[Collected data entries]

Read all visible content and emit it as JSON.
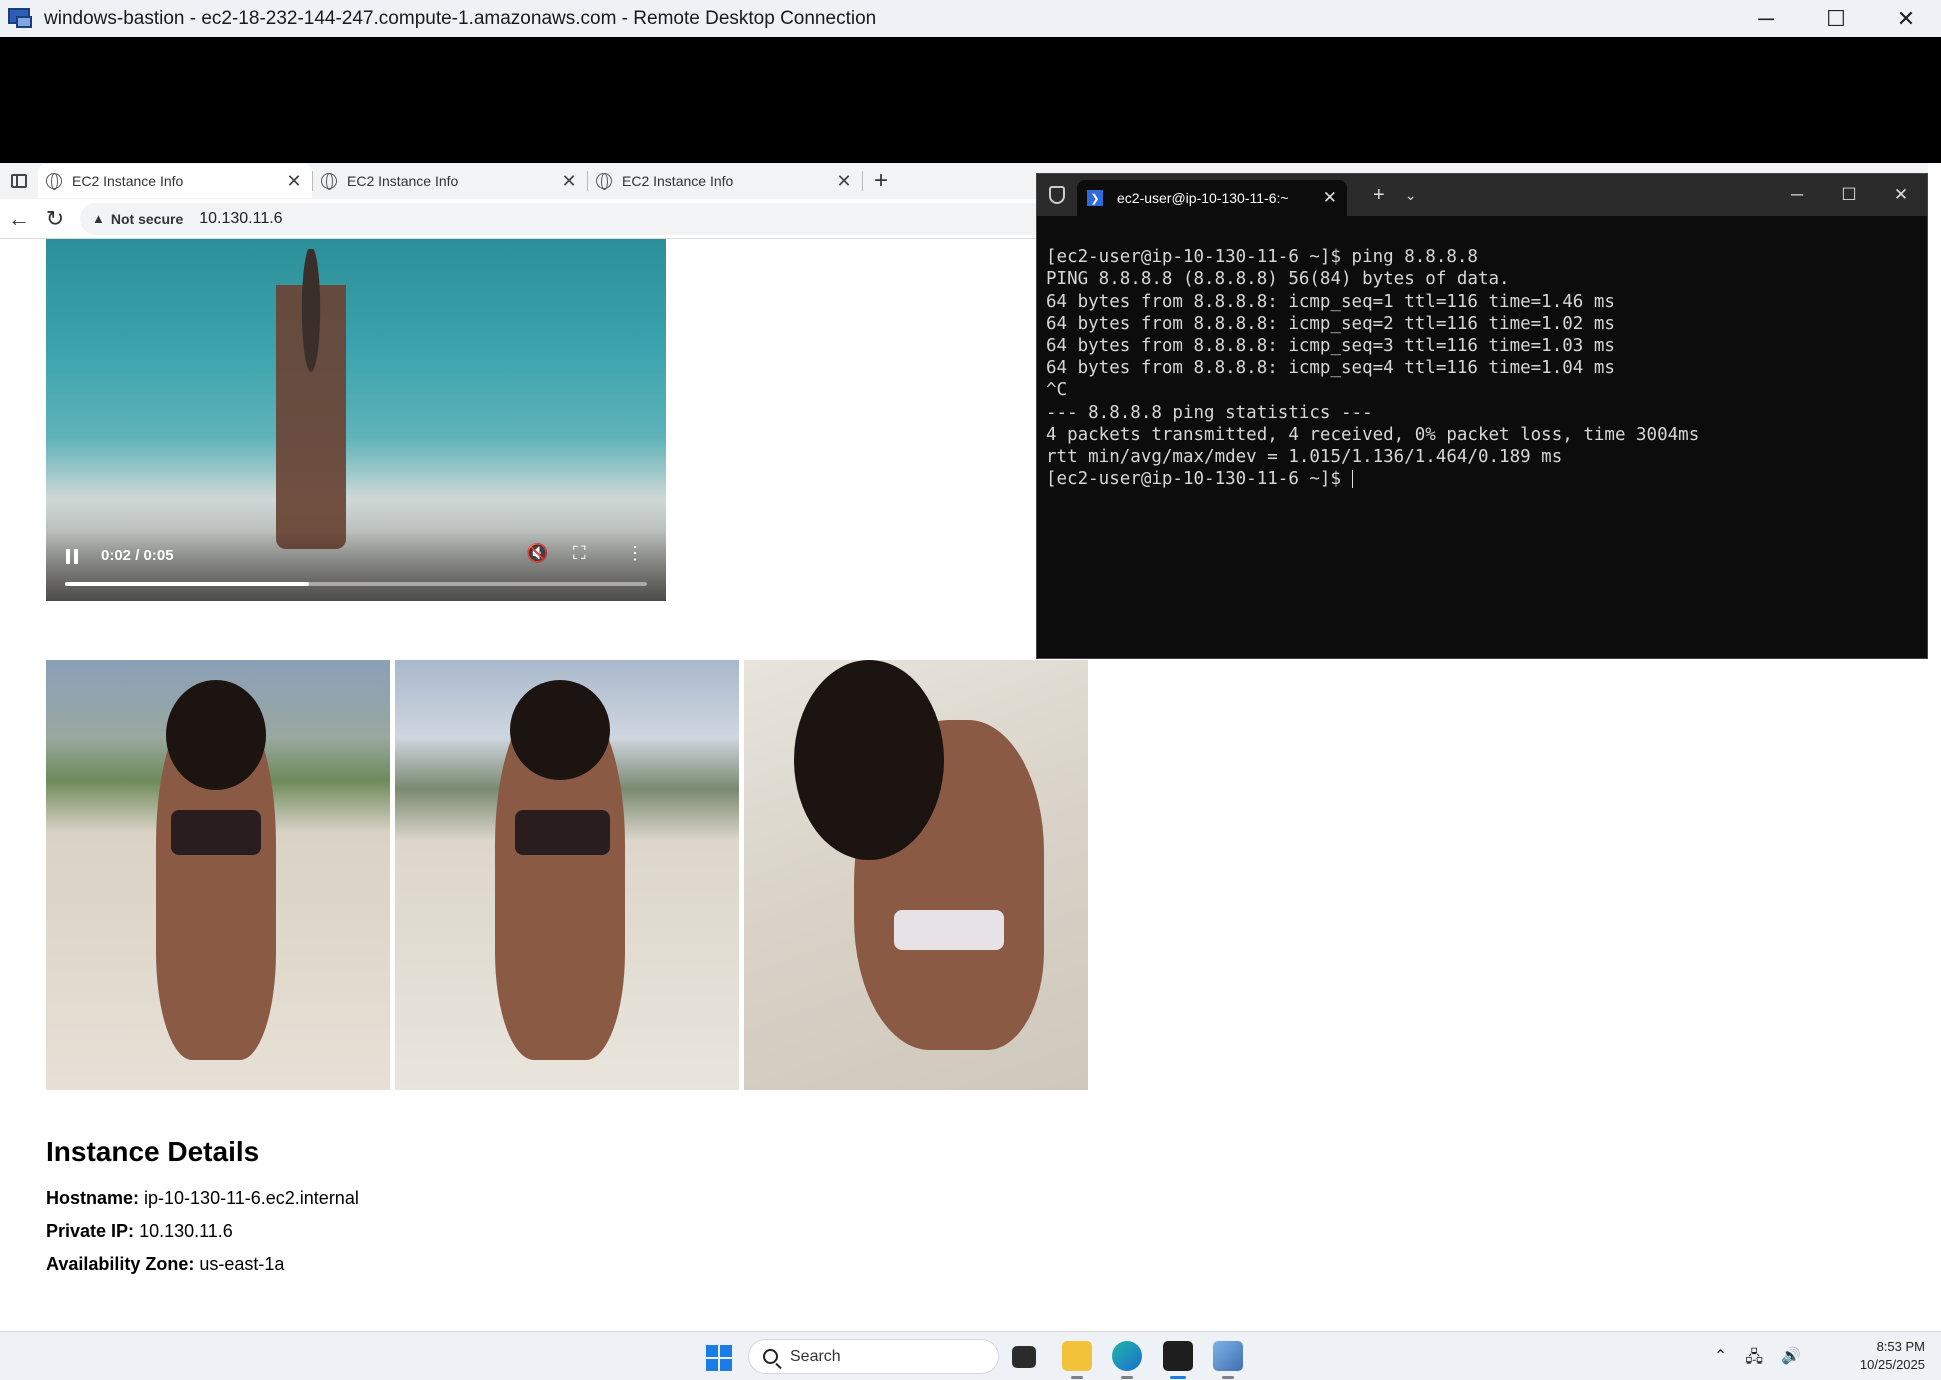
{
  "rdp": {
    "title": "windows-bastion - ec2-18-232-144-247.compute-1.amazonaws.com - Remote Desktop Connection",
    "minimize": "─",
    "maximize": "☐",
    "close": "✕"
  },
  "browser": {
    "tabs": [
      {
        "label": "EC2 Instance Info",
        "close": "✕"
      },
      {
        "label": "EC2 Instance Info",
        "close": "✕"
      },
      {
        "label": "EC2 Instance Info",
        "close": "✕"
      }
    ],
    "new_tab": "+",
    "back": "←",
    "reload": "↻",
    "security_icon": "▲",
    "security_text": "Not secure",
    "url": "10.130.11.6"
  },
  "video": {
    "time": "0:02 / 0:05",
    "progress": 0.42,
    "mute_icon": "🔇",
    "fullscreen_icon": "⛶",
    "more_icon": "⋮"
  },
  "details": {
    "heading": "Instance Details",
    "hostname_label": "Hostname:",
    "hostname": "ip-10-130-11-6.ec2.internal",
    "ip_label": "Private IP:",
    "ip": "10.130.11.6",
    "az_label": "Availability Zone:",
    "az": "us-east-1a"
  },
  "terminal": {
    "tab_title": "ec2-user@ip-10-130-11-6:~",
    "tab_close": "✕",
    "new_tab": "+",
    "dropdown": "⌄",
    "minimize": "─",
    "maximize": "☐",
    "close": "✕",
    "lines": [
      "[ec2-user@ip-10-130-11-6 ~]$ ping 8.8.8.8",
      "PING 8.8.8.8 (8.8.8.8) 56(84) bytes of data.",
      "64 bytes from 8.8.8.8: icmp_seq=1 ttl=116 time=1.46 ms",
      "64 bytes from 8.8.8.8: icmp_seq=2 ttl=116 time=1.02 ms",
      "64 bytes from 8.8.8.8: icmp_seq=3 ttl=116 time=1.03 ms",
      "64 bytes from 8.8.8.8: icmp_seq=4 ttl=116 time=1.04 ms",
      "^C",
      "--- 8.8.8.8 ping statistics ---",
      "4 packets transmitted, 4 received, 0% packet loss, time 3004ms",
      "rtt min/avg/max/mdev = 1.015/1.136/1.464/0.189 ms",
      "[ec2-user@ip-10-130-11-6 ~]$ "
    ]
  },
  "taskbar": {
    "search_placeholder": "Search",
    "time": "8:53 PM",
    "date": "10/25/2025",
    "tray_chevron": "⌃",
    "network_icon": "🖧",
    "volume_icon": "🔊"
  }
}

What you are asked to do: The data should be printed again unchanged; leave its pictures out.

Response for this exercise:
Read all visible content and emit it as JSON.
{
  "rdp": {
    "title": "windows-bastion - ec2-18-232-144-247.compute-1.amazonaws.com - Remote Desktop Connection",
    "minimize": "─",
    "maximize": "☐",
    "close": "✕"
  },
  "browser": {
    "tabs": [
      {
        "label": "EC2 Instance Info",
        "close": "✕"
      },
      {
        "label": "EC2 Instance Info",
        "close": "✕"
      },
      {
        "label": "EC2 Instance Info",
        "close": "✕"
      }
    ],
    "new_tab": "+",
    "back": "←",
    "reload": "↻",
    "security_icon": "▲",
    "security_text": "Not secure",
    "url": "10.130.11.6"
  },
  "video": {
    "time": "0:02 / 0:05",
    "progress": 0.42,
    "mute_icon": "🔇",
    "fullscreen_icon": "⛶",
    "more_icon": "⋮"
  },
  "details": {
    "heading": "Instance Details",
    "hostname_label": "Hostname:",
    "hostname": "ip-10-130-11-6.ec2.internal",
    "ip_label": "Private IP:",
    "ip": "10.130.11.6",
    "az_label": "Availability Zone:",
    "az": "us-east-1a"
  },
  "terminal": {
    "tab_title": "ec2-user@ip-10-130-11-6:~",
    "tab_close": "✕",
    "new_tab": "+",
    "dropdown": "⌄",
    "minimize": "─",
    "maximize": "☐",
    "close": "✕",
    "lines": [
      "[ec2-user@ip-10-130-11-6 ~]$ ping 8.8.8.8",
      "PING 8.8.8.8 (8.8.8.8) 56(84) bytes of data.",
      "64 bytes from 8.8.8.8: icmp_seq=1 ttl=116 time=1.46 ms",
      "64 bytes from 8.8.8.8: icmp_seq=2 ttl=116 time=1.02 ms",
      "64 bytes from 8.8.8.8: icmp_seq=3 ttl=116 time=1.03 ms",
      "64 bytes from 8.8.8.8: icmp_seq=4 ttl=116 time=1.04 ms",
      "^C",
      "--- 8.8.8.8 ping statistics ---",
      "4 packets transmitted, 4 received, 0% packet loss, time 3004ms",
      "rtt min/avg/max/mdev = 1.015/1.136/1.464/0.189 ms",
      "[ec2-user@ip-10-130-11-6 ~]$ "
    ]
  },
  "taskbar": {
    "search_placeholder": "Search",
    "time": "8:53 PM",
    "date": "10/25/2025",
    "tray_chevron": "⌃",
    "network_icon": "🖧",
    "volume_icon": "🔊"
  }
}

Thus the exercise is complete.